Working data
··········
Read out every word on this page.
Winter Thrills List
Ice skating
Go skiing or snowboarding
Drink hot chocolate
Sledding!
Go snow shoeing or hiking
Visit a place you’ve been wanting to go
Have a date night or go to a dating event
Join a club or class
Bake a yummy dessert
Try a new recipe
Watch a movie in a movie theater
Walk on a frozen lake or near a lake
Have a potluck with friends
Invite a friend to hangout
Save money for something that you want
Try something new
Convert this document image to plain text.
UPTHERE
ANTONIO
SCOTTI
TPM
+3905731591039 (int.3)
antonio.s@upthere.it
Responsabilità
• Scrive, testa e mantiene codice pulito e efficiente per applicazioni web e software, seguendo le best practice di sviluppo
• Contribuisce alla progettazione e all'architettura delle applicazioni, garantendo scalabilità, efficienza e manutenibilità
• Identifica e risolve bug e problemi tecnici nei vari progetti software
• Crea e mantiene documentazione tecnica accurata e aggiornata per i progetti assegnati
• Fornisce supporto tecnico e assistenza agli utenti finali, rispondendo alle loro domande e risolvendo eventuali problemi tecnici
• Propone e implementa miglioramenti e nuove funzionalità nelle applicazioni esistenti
··········
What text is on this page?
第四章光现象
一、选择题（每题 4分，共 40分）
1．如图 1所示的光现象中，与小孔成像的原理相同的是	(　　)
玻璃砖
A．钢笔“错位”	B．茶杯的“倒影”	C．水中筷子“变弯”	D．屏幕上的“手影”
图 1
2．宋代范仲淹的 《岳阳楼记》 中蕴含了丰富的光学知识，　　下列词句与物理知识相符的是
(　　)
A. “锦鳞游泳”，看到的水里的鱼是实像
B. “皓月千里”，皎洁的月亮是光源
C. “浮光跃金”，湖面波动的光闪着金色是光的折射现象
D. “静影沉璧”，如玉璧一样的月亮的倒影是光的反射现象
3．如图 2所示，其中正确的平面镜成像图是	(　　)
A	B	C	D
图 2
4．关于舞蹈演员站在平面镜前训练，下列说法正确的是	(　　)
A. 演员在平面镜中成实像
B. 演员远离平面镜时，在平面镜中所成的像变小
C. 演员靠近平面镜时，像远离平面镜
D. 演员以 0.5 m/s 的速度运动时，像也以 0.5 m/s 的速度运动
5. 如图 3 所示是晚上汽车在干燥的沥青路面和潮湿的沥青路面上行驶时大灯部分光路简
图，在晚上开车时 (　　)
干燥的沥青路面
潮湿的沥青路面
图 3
··········
Task directions
All lines of the data above that include the word "this" must be shown.

Written solution
Read out every word on this page.
Convert this document image to plain text.
What text is on this page?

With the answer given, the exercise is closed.